# Challenge
Find each line with the word "panel" and say how many there are, nothing else.

──────────────────────────────

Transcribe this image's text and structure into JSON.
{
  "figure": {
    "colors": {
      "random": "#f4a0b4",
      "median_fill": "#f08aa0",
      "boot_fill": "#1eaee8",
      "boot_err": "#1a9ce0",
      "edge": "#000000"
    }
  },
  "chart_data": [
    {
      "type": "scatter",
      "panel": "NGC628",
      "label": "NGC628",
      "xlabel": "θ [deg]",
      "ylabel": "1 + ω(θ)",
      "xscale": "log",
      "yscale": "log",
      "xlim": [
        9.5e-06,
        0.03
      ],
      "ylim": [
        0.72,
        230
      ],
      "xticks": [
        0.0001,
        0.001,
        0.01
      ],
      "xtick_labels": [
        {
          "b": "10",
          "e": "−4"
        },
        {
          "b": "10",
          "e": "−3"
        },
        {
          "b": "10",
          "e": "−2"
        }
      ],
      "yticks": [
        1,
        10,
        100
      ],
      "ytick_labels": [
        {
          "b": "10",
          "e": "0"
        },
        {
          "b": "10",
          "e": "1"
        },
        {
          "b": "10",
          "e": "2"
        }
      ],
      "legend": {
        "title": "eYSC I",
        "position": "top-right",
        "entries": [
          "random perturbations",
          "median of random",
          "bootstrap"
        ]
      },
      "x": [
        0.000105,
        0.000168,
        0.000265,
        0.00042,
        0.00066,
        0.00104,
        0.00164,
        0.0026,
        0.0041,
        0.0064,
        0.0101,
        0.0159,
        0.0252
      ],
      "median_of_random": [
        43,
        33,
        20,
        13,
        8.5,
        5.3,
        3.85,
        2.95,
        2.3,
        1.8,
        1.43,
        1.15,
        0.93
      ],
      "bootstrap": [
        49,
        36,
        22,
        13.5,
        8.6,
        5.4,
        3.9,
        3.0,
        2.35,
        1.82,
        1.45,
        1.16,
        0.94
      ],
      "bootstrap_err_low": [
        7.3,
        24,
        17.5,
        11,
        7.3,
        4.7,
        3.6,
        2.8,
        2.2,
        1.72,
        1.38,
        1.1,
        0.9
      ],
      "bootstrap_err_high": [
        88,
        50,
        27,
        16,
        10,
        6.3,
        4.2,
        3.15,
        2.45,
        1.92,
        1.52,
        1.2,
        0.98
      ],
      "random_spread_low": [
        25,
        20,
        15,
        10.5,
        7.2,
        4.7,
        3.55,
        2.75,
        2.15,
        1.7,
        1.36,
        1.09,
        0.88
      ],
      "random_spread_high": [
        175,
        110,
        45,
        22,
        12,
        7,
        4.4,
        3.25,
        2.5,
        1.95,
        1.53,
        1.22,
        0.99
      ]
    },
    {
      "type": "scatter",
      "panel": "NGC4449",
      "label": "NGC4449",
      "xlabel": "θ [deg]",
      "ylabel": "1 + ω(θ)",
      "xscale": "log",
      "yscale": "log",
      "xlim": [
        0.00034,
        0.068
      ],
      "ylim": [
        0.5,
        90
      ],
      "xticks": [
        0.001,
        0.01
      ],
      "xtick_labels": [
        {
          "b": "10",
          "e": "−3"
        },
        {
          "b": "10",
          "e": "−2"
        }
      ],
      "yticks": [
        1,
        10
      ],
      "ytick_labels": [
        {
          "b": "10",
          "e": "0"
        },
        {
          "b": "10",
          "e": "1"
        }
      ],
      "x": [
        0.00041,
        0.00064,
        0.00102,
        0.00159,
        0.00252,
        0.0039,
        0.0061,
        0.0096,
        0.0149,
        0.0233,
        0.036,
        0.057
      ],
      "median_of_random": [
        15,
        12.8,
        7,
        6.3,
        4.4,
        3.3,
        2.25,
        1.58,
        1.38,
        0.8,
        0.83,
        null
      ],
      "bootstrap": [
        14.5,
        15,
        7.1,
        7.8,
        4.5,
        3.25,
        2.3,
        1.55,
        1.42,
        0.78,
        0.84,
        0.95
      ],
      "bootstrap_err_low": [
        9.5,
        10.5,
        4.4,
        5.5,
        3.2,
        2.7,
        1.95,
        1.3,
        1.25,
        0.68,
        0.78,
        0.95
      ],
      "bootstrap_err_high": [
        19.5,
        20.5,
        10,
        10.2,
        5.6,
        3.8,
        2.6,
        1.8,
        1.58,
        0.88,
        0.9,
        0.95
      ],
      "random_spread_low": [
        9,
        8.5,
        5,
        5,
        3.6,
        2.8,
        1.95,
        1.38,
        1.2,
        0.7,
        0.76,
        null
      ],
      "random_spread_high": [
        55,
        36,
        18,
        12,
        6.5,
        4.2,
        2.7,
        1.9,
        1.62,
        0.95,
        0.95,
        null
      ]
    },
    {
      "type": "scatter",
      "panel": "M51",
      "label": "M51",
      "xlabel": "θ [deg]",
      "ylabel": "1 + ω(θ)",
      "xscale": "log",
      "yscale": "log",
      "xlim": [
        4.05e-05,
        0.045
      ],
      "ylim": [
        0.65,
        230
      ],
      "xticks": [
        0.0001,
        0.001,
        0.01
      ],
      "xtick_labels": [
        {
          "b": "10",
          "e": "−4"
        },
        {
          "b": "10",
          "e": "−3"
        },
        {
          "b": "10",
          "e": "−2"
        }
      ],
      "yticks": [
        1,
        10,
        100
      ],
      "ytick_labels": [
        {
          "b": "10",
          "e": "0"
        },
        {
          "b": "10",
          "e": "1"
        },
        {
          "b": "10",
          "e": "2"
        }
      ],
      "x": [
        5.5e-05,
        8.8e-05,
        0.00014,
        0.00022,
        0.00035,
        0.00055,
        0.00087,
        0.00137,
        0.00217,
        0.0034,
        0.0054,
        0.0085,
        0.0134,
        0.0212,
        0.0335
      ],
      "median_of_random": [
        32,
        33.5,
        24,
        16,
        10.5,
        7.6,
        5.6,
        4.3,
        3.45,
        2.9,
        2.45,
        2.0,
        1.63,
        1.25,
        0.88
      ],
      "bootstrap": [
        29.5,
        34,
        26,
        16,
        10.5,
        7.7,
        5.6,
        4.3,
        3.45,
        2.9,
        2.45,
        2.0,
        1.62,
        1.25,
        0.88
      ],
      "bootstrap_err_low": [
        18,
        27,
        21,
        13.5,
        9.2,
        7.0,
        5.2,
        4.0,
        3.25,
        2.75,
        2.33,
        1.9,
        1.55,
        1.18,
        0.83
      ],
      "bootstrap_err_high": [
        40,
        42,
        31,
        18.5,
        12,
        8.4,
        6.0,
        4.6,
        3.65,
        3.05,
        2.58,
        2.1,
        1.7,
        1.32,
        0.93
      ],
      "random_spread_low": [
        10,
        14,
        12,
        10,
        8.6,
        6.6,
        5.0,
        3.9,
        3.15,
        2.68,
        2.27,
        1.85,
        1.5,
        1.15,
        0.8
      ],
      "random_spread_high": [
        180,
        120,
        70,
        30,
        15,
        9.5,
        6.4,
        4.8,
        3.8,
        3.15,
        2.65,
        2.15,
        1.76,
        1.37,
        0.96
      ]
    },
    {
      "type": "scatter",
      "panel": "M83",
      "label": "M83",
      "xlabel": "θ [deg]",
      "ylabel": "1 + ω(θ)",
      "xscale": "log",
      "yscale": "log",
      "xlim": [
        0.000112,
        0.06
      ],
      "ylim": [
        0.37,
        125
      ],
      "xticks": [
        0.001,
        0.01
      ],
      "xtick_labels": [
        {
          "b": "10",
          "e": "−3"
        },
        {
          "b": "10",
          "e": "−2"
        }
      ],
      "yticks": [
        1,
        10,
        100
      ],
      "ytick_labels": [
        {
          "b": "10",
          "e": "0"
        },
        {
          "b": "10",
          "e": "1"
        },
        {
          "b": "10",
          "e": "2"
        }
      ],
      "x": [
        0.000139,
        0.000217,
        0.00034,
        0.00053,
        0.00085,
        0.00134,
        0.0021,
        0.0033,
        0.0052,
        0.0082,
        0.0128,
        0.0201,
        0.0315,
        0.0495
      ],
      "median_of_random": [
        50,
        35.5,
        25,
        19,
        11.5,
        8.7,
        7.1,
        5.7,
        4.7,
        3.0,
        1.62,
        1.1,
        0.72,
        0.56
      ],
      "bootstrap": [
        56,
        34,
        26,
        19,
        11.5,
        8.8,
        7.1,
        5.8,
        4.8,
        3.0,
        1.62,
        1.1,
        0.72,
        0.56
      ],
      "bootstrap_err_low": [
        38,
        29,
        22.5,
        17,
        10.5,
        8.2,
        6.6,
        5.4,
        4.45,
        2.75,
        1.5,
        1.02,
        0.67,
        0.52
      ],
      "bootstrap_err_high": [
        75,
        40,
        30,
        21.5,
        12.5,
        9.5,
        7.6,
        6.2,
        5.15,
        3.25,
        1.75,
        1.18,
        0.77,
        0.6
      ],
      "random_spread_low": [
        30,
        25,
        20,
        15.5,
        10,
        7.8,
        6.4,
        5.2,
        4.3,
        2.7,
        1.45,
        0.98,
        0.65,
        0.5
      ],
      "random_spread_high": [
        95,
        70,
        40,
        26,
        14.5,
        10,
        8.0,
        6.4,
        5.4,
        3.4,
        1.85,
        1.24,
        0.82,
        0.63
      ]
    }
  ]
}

──────────────────────────────

# Solution to this problem
4